Input material:
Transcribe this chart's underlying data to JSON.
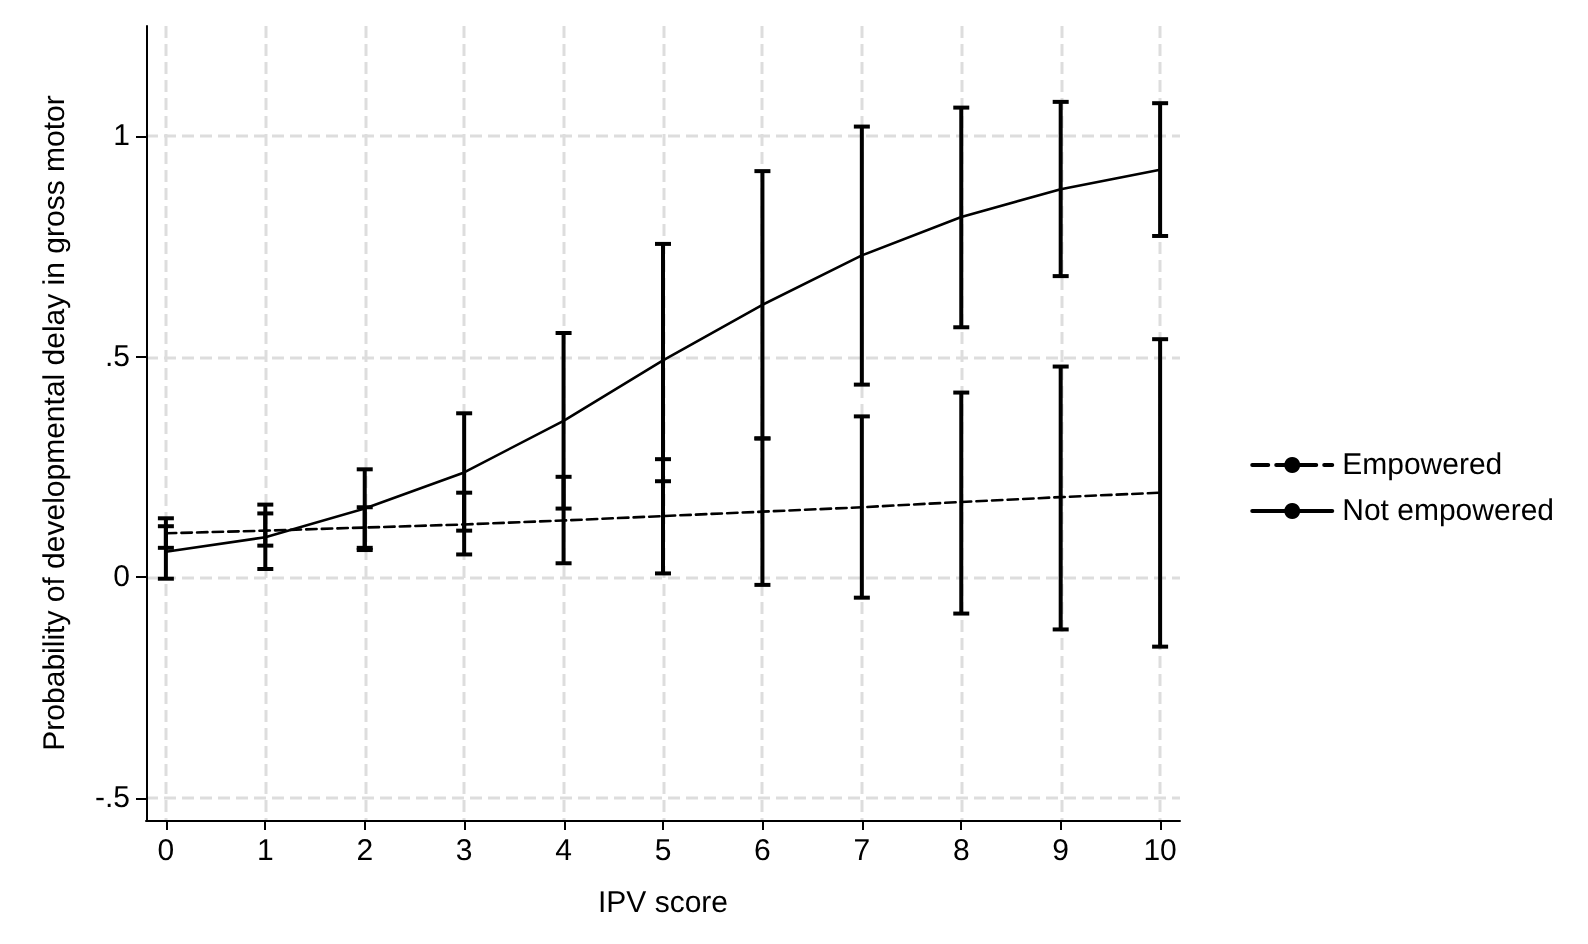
{
  "chart_data": {
    "type": "line",
    "xlabel": "IPV score",
    "ylabel": "Probability of developmental delay in gross motor",
    "x": [
      0,
      1,
      2,
      3,
      4,
      5,
      6,
      7,
      8,
      9,
      10
    ],
    "xlim": [
      -0.2,
      10.2
    ],
    "xticks": [
      0,
      1,
      2,
      3,
      4,
      5,
      6,
      7,
      8,
      9,
      10
    ],
    "ylim": [
      -0.55,
      1.25
    ],
    "yticks": [
      {
        "value": -0.5,
        "label": "-.5"
      },
      {
        "value": 0,
        "label": "0"
      },
      {
        "value": 0.5,
        "label": ".5"
      },
      {
        "value": 1,
        "label": "1"
      }
    ],
    "grid": true,
    "legend": "right",
    "marker": "none",
    "series": [
      {
        "name": "Empowered",
        "color": "#000000",
        "line_style": "dashed",
        "values": [
          0.1,
          0.106,
          0.113,
          0.12,
          0.129,
          0.139,
          0.149,
          0.159,
          0.171,
          0.182,
          0.192
        ],
        "errors": [
          [
            0.067,
            0.134
          ],
          [
            0.072,
            0.145
          ],
          [
            0.067,
            0.159
          ],
          [
            0.052,
            0.192
          ],
          [
            0.032,
            0.228
          ],
          [
            0.009,
            0.268
          ],
          [
            -0.017,
            0.315
          ],
          [
            -0.046,
            0.365
          ],
          [
            -0.082,
            0.419
          ],
          [
            -0.118,
            0.478
          ],
          [
            -0.157,
            0.54
          ]
        ]
      },
      {
        "name": "Not empowered",
        "color": "#000000",
        "line_style": "solid",
        "values": [
          0.058,
          0.091,
          0.156,
          0.238,
          0.355,
          0.492,
          0.618,
          0.73,
          0.817,
          0.88,
          0.924
        ],
        "errors": [
          [
            -0.003,
            0.116
          ],
          [
            0.019,
            0.165
          ],
          [
            0.062,
            0.245
          ],
          [
            0.106,
            0.372
          ],
          [
            0.156,
            0.554
          ],
          [
            0.218,
            0.756
          ],
          [
            0.315,
            0.921
          ],
          [
            0.437,
            1.022
          ],
          [
            0.567,
            1.065
          ],
          [
            0.683,
            1.078
          ],
          [
            0.774,
            1.075
          ]
        ]
      }
    ]
  }
}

Task instructions: Skip the pictures and print each record exactly as it stands.

Answer to the exercise:
Transcribe this chart's underlying data to JSON.
{
  "chart_data": {
    "type": "line",
    "xlabel": "IPV score",
    "ylabel": "Probability of developmental delay in gross motor",
    "x": [
      0,
      1,
      2,
      3,
      4,
      5,
      6,
      7,
      8,
      9,
      10
    ],
    "xlim": [
      -0.2,
      10.2
    ],
    "xticks": [
      0,
      1,
      2,
      3,
      4,
      5,
      6,
      7,
      8,
      9,
      10
    ],
    "ylim": [
      -0.55,
      1.25
    ],
    "yticks": [
      {
        "value": -0.5,
        "label": "-.5"
      },
      {
        "value": 0,
        "label": "0"
      },
      {
        "value": 0.5,
        "label": ".5"
      },
      {
        "value": 1,
        "label": "1"
      }
    ],
    "grid": true,
    "legend": "right",
    "marker": "none",
    "series": [
      {
        "name": "Empowered",
        "color": "#000000",
        "line_style": "dashed",
        "values": [
          0.1,
          0.106,
          0.113,
          0.12,
          0.129,
          0.139,
          0.149,
          0.159,
          0.171,
          0.182,
          0.192
        ],
        "errors": [
          [
            0.067,
            0.134
          ],
          [
            0.072,
            0.145
          ],
          [
            0.067,
            0.159
          ],
          [
            0.052,
            0.192
          ],
          [
            0.032,
            0.228
          ],
          [
            0.009,
            0.268
          ],
          [
            -0.017,
            0.315
          ],
          [
            -0.046,
            0.365
          ],
          [
            -0.082,
            0.419
          ],
          [
            -0.118,
            0.478
          ],
          [
            -0.157,
            0.54
          ]
        ]
      },
      {
        "name": "Not empowered",
        "color": "#000000",
        "line_style": "solid",
        "values": [
          0.058,
          0.091,
          0.156,
          0.238,
          0.355,
          0.492,
          0.618,
          0.73,
          0.817,
          0.88,
          0.924
        ],
        "errors": [
          [
            -0.003,
            0.116
          ],
          [
            0.019,
            0.165
          ],
          [
            0.062,
            0.245
          ],
          [
            0.106,
            0.372
          ],
          [
            0.156,
            0.554
          ],
          [
            0.218,
            0.756
          ],
          [
            0.315,
            0.921
          ],
          [
            0.437,
            1.022
          ],
          [
            0.567,
            1.065
          ],
          [
            0.683,
            1.078
          ],
          [
            0.774,
            1.075
          ]
        ]
      }
    ]
  }
}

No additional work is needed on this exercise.